--- Work to complete ---
From the listing below, pull out every line where the string "text" appears.

--- Dataset items ---
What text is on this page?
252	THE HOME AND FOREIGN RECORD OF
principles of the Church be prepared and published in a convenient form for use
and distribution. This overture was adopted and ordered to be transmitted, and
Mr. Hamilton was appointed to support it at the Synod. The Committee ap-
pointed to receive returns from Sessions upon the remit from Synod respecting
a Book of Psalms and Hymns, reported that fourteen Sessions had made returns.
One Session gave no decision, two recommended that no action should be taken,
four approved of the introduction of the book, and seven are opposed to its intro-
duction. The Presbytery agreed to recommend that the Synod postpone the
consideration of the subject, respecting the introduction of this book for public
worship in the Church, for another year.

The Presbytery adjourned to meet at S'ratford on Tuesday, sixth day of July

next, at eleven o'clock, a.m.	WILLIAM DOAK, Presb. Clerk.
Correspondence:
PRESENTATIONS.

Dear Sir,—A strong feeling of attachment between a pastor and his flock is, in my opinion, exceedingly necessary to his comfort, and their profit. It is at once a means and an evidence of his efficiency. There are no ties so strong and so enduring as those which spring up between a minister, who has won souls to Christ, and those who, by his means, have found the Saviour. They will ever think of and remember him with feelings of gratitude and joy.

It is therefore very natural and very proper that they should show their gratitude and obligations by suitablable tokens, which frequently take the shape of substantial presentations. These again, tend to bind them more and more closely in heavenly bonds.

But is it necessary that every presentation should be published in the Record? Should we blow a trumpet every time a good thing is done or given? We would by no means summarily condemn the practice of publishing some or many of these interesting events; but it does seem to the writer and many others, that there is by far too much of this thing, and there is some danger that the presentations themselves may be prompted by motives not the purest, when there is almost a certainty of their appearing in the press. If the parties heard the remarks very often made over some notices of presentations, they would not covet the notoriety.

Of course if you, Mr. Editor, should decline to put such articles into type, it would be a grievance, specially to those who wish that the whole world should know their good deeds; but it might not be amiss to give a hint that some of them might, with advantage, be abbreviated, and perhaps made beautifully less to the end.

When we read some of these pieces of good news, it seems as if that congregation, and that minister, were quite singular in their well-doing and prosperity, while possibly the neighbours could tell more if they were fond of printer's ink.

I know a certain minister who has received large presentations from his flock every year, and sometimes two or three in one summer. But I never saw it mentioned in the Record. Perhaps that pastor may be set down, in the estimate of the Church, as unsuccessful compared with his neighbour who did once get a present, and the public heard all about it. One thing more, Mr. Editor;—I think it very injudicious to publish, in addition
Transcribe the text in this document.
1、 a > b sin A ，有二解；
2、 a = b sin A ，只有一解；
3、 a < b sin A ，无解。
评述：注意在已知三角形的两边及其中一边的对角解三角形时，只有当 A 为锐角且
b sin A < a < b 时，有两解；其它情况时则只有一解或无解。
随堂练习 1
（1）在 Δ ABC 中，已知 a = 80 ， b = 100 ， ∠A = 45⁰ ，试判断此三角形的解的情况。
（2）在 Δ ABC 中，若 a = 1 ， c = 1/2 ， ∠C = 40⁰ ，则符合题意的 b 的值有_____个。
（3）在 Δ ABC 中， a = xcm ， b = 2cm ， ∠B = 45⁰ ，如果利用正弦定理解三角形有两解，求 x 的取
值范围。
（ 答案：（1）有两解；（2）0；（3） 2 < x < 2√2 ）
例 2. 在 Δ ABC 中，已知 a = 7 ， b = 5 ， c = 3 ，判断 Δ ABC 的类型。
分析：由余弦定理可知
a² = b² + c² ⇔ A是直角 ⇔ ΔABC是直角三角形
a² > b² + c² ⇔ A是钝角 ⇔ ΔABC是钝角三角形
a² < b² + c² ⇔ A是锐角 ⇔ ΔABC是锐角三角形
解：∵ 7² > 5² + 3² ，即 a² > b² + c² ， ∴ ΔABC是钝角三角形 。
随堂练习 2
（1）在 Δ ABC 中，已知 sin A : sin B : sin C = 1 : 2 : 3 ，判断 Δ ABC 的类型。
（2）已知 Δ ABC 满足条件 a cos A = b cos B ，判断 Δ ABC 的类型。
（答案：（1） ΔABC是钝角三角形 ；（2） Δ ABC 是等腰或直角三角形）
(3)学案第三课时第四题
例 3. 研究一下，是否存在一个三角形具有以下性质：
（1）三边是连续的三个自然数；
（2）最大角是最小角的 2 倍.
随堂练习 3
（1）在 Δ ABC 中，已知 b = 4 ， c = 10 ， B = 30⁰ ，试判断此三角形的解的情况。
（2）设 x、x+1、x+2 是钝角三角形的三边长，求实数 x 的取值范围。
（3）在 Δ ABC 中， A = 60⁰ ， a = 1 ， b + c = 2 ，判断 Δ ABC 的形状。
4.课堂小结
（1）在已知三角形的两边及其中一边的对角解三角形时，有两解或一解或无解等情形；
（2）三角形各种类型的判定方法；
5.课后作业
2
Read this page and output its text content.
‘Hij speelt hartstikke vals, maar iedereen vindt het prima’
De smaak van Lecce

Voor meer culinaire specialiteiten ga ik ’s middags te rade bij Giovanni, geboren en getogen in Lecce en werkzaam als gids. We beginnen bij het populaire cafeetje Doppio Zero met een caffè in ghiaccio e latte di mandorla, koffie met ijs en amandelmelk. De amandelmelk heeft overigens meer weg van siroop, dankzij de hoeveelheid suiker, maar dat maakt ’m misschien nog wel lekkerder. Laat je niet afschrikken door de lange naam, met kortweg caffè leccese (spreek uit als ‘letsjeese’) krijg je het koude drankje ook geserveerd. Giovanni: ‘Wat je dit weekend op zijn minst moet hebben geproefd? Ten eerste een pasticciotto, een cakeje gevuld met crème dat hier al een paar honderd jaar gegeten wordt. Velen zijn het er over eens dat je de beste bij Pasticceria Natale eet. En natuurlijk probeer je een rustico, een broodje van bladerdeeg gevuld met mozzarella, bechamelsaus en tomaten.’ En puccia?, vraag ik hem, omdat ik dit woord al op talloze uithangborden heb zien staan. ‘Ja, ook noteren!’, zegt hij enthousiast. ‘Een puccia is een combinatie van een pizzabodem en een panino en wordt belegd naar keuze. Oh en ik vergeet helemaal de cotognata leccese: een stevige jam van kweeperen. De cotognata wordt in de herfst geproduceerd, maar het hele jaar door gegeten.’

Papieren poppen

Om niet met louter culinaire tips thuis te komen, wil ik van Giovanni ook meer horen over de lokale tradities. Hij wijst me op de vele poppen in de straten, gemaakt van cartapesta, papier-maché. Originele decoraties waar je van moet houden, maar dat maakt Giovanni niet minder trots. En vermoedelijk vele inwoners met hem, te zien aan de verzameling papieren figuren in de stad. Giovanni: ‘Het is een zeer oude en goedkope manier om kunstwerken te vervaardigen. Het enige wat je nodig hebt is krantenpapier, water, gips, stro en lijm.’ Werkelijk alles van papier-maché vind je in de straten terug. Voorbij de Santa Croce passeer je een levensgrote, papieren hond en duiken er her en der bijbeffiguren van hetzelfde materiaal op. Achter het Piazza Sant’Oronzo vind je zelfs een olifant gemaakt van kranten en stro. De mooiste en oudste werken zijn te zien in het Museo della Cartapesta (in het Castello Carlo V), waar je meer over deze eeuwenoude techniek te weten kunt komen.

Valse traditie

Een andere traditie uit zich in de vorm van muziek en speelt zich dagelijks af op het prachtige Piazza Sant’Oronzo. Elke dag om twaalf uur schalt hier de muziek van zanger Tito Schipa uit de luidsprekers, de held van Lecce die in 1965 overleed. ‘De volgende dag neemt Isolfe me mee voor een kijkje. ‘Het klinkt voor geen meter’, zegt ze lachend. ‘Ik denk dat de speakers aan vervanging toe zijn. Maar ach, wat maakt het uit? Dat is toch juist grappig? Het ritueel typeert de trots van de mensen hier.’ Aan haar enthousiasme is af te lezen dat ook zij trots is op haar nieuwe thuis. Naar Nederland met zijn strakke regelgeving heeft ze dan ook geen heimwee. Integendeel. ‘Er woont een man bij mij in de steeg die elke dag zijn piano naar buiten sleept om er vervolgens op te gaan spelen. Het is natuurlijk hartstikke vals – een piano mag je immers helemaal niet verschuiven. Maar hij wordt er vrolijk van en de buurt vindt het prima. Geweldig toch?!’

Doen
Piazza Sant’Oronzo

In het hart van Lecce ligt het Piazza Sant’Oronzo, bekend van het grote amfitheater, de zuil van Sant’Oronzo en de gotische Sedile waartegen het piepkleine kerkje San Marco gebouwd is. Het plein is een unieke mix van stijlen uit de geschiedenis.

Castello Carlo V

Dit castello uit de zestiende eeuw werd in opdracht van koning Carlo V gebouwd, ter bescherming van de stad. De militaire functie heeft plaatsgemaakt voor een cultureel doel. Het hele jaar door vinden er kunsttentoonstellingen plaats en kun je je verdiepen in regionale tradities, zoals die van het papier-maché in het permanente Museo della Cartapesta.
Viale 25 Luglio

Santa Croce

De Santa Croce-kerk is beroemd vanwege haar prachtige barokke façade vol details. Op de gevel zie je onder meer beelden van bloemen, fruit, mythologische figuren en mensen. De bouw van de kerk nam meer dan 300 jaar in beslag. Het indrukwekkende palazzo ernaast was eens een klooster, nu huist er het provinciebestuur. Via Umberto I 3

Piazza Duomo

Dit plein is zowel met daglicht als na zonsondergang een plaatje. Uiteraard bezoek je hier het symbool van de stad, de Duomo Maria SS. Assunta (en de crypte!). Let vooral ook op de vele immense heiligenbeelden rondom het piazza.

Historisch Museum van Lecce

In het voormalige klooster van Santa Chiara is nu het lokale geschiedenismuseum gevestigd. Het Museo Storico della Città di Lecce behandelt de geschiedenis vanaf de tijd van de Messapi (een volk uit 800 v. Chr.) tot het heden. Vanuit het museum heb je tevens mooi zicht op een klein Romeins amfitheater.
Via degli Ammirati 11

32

--- Solution to this exercise ---
What text is on this page?
Transcribe the text in this document.
Read this page and output its text content.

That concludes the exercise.